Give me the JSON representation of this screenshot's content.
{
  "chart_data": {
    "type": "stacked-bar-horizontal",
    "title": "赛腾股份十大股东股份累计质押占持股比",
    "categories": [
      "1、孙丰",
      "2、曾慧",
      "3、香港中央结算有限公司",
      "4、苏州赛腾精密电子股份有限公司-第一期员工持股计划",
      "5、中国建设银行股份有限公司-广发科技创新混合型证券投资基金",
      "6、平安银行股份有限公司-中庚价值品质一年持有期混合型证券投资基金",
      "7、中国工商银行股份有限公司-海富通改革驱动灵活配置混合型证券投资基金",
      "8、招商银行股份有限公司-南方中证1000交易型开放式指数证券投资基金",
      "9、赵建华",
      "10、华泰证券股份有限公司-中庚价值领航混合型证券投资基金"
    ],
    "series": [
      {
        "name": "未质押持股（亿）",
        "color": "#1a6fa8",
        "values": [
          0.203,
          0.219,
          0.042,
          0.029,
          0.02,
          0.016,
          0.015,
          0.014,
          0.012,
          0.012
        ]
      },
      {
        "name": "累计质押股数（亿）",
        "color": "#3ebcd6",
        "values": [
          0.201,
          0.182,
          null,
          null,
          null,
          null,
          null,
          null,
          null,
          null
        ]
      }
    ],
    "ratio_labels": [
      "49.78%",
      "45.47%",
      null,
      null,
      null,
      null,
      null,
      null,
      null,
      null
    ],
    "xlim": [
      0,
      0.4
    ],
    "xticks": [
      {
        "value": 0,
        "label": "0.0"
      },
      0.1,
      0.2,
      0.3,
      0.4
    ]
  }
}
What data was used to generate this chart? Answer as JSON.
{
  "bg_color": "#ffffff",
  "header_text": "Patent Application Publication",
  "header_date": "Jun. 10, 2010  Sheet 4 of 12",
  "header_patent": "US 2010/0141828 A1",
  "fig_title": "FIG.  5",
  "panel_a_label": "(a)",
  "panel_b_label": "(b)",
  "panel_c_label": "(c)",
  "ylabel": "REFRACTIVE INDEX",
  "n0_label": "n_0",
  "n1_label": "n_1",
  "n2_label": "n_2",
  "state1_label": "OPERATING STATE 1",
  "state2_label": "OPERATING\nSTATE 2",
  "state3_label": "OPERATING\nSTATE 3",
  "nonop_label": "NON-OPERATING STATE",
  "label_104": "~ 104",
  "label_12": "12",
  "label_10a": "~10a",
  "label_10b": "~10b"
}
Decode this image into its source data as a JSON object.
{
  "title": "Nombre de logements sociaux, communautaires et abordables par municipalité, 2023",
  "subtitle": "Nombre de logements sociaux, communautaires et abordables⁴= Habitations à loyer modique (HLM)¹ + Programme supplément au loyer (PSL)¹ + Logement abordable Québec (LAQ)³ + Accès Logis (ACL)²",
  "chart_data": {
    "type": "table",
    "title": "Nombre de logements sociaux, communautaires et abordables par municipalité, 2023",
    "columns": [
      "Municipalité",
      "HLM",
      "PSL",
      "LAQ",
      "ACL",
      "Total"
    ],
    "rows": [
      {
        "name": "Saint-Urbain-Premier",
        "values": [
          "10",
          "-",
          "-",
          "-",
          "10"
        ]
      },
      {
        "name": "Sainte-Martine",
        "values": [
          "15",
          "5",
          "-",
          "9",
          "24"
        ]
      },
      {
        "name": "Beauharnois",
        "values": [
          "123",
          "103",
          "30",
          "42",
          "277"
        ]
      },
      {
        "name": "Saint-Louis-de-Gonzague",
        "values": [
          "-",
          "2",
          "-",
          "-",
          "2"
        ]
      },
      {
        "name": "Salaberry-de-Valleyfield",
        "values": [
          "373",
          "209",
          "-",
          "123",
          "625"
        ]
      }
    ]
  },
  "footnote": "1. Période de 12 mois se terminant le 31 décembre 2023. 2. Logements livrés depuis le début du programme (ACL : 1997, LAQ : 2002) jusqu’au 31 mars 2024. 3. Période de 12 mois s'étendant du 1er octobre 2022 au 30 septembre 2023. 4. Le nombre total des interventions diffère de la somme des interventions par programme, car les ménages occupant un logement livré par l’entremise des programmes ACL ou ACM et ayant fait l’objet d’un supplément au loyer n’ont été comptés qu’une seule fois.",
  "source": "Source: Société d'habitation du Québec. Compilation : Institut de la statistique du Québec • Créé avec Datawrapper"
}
☆ ☆ ☆ ☆ ☆
● **WORK TO COMPLETE**
Restate each of the entries above verbatim.

● **WRITTEN ANSWER**
Give me the JSON representation of this screenshot's content.
{
  "chart_data": {
    "type": "stacked-bar-horizontal",
    "title": "赛腾股份十大股东股份累计质押占持股比",
    "categories": [
      "1、孙丰",
      "2、曾慧",
      "3、香港中央结算有限公司",
      "4、苏州赛腾精密电子股份有限公司-第一期员工持股计划",
      "5、中国建设银行股份有限公司-广发科技创新混合型证券投资基金",
      "6、平安银行股份有限公司-中庚价值品质一年持有期混合型证券投资基金",
      "7、中国工商银行股份有限公司-海富通改革驱动灵活配置混合型证券投资基金",
      "8、招商银行股份有限公司-南方中证1000交易型开放式指数证券投资基金",
      "9、赵建华",
      "10、华泰证券股份有限公司-中庚价值领航混合型证券投资基金"
    ],
    "series": [
      {
        "name": "未质押持股（亿）",
        "color": "#1a6fa8",
        "values": [
          0.203,
          0.219,
          0.042,
          0.029,
          0.02,
          0.016,
          0.015,
          0.014,
          0.012,
          0.012
        ]
      },
      {
        "name": "累计质押股数（亿）",
        "color": "#3ebcd6",
        "values": [
          0.201,
          0.182,
          null,
          null,
          null,
          null,
          null,
          null,
          null,
          null
        ]
      }
    ],
    "ratio_labels": [
      "49.78%",
      "45.47%",
      null,
      null,
      null,
      null,
      null,
      null,
      null,
      null
    ],
    "xlim": [
      0,
      0.4
    ],
    "xticks": [
      {
        "value": 0,
        "label": "0.0"
      },
      0.1,
      0.2,
      0.3,
      0.4
    ]
  }
}
What data was used to generate this chart? Answer as JSON.
{
  "bg_color": "#ffffff",
  "header_text": "Patent Application Publication",
  "header_date": "Jun. 10, 2010  Sheet 4 of 12",
  "header_patent": "US 2010/0141828 A1",
  "fig_title": "FIG.  5",
  "panel_a_label": "(a)",
  "panel_b_label": "(b)",
  "panel_c_label": "(c)",
  "ylabel": "REFRACTIVE INDEX",
  "n0_label": "n_0",
  "n1_label": "n_1",
  "n2_label": "n_2",
  "state1_label": "OPERATING STATE 1",
  "state2_label": "OPERATING\nSTATE 2",
  "state3_label": "OPERATING\nSTATE 3",
  "nonop_label": "NON-OPERATING STATE",
  "label_104": "~ 104",
  "label_12": "12",
  "label_10a": "~10a",
  "label_10b": "~10b"
}
Decode this image into its source data as a JSON object.
{
  "title": "Nombre de logements sociaux, communautaires et abordables par municipalité, 2023",
  "subtitle": "Nombre de logements sociaux, communautaires et abordables⁴= Habitations à loyer modique (HLM)¹ + Programme supplément au loyer (PSL)¹ + Logement abordable Québec (LAQ)³ + Accès Logis (ACL)²",
  "chart_data": {
    "type": "table",
    "title": "Nombre de logements sociaux, communautaires et abordables par municipalité, 2023",
    "columns": [
      "Municipalité",
      "HLM",
      "PSL",
      "LAQ",
      "ACL",
      "Total"
    ],
    "rows": [
      {
        "name": "Saint-Urbain-Premier",
        "values": [
          "10",
          "-",
          "-",
          "-",
          "10"
        ]
      },
      {
        "name": "Sainte-Martine",
        "values": [
          "15",
          "5",
          "-",
          "9",
          "24"
        ]
      },
      {
        "name": "Beauharnois",
        "values": [
          "123",
          "103",
          "30",
          "42",
          "277"
        ]
      },
      {
        "name": "Saint-Louis-de-Gonzague",
        "values": [
          "-",
          "2",
          "-",
          "-",
          "2"
        ]
      },
      {
        "name": "Salaberry-de-Valleyfield",
        "values": [
          "373",
          "209",
          "-",
          "123",
          "625"
        ]
      }
    ]
  },
  "footnote": "1. Période de 12 mois se terminant le 31 décembre 2023. 2. Logements livrés depuis le début du programme (ACL : 1997, LAQ : 2002) jusqu’au 31 mars 2024. 3. Période de 12 mois s'étendant du 1er octobre 2022 au 30 septembre 2023. 4. Le nombre total des interventions diffère de la somme des interventions par programme, car les ménages occupant un logement livré par l’entremise des programmes ACL ou ACM et ayant fait l’objet d’un supplément au loyer n’ont été comptés qu’une seule fois.",
  "source": "Source: Société d'habitation du Québec. Compilation : Institut de la statistique du Québec • Créé avec Datawrapper"
}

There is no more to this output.